Among the entries below, find the lines with "this" and copy them.

SUPPLIED INFORMATION:
______

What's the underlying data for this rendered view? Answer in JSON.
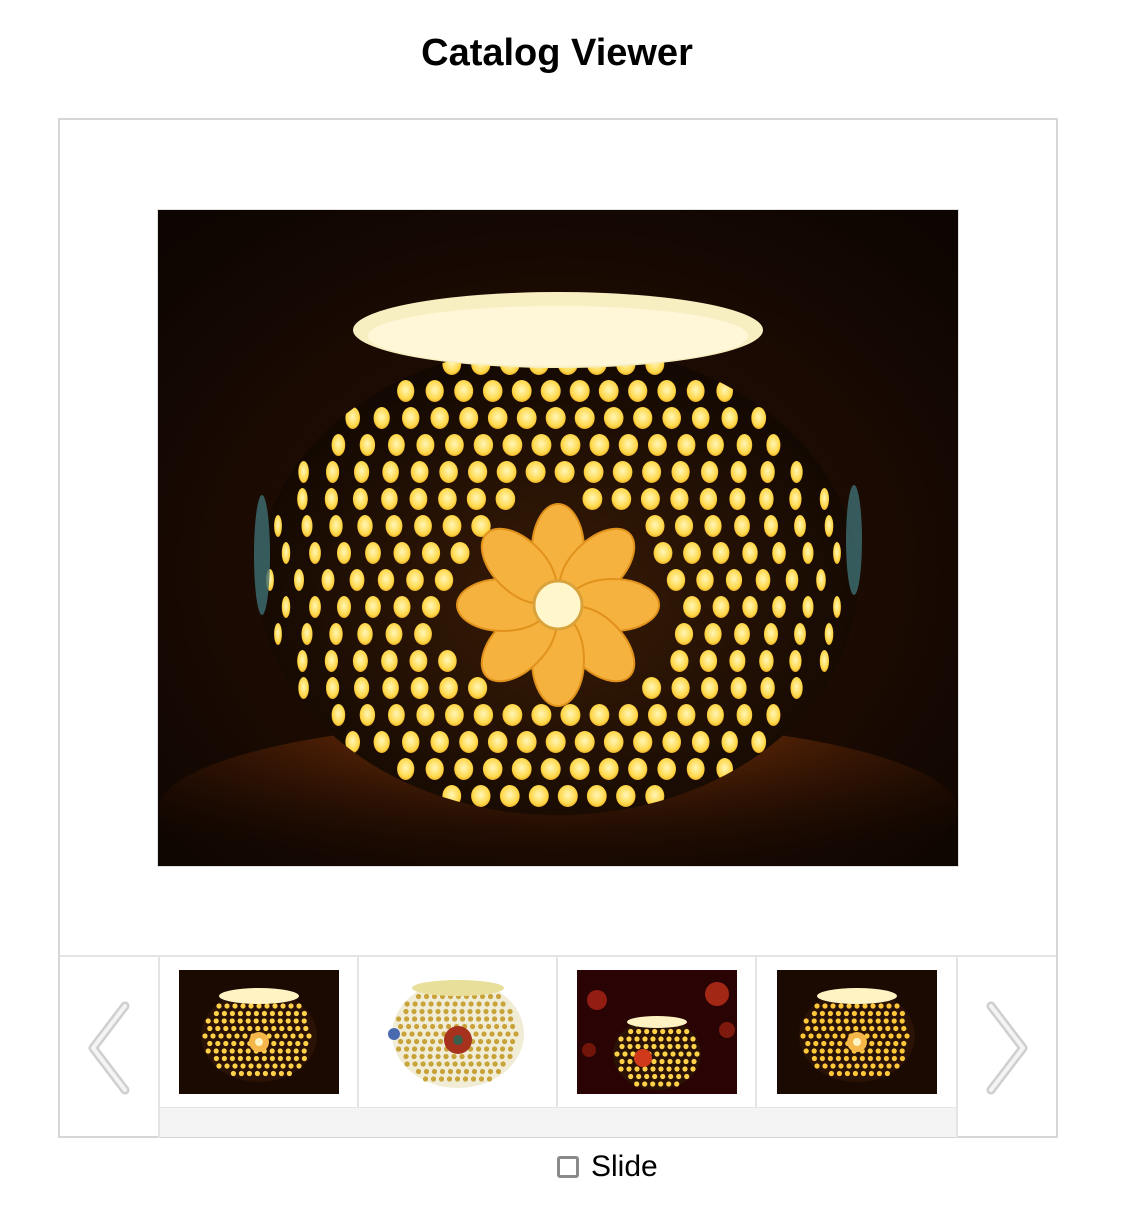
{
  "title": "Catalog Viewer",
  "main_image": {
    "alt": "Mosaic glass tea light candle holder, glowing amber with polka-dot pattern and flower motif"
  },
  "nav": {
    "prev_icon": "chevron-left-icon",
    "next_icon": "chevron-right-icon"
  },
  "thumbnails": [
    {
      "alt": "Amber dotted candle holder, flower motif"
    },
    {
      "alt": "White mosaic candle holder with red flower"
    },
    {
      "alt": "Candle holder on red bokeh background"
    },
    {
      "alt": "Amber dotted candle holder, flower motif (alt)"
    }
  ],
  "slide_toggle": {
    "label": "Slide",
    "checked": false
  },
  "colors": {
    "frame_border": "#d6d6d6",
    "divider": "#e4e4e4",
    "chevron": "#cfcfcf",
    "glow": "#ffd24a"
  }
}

______

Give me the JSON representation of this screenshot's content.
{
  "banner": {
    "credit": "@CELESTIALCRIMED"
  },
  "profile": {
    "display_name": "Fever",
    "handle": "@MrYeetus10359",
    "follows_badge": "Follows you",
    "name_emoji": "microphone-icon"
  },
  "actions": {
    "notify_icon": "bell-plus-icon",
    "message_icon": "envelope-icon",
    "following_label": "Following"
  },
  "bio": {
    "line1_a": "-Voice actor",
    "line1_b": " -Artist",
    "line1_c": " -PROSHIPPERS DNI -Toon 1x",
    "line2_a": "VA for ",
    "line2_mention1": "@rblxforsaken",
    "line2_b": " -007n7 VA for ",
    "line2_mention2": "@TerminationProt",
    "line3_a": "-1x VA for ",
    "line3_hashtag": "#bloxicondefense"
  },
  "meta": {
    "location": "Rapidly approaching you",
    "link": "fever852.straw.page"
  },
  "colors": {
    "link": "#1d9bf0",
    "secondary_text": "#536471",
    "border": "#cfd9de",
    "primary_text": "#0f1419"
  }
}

______

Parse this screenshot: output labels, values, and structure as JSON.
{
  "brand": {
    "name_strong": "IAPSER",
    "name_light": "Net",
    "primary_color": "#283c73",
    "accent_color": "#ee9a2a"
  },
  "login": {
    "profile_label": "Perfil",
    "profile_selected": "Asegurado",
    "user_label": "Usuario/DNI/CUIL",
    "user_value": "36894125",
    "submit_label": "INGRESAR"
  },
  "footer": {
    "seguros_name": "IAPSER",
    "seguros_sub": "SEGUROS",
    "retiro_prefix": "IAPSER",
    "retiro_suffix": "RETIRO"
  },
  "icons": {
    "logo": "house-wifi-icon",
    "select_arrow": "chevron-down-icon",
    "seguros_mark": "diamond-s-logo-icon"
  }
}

______

FINISHED EXERCISE:
What's the underlying data for this rendered view? Answer in JSON.
Give me the JSON representation of this screenshot's content.
Parse this screenshot: output labels, values, and structure as JSON.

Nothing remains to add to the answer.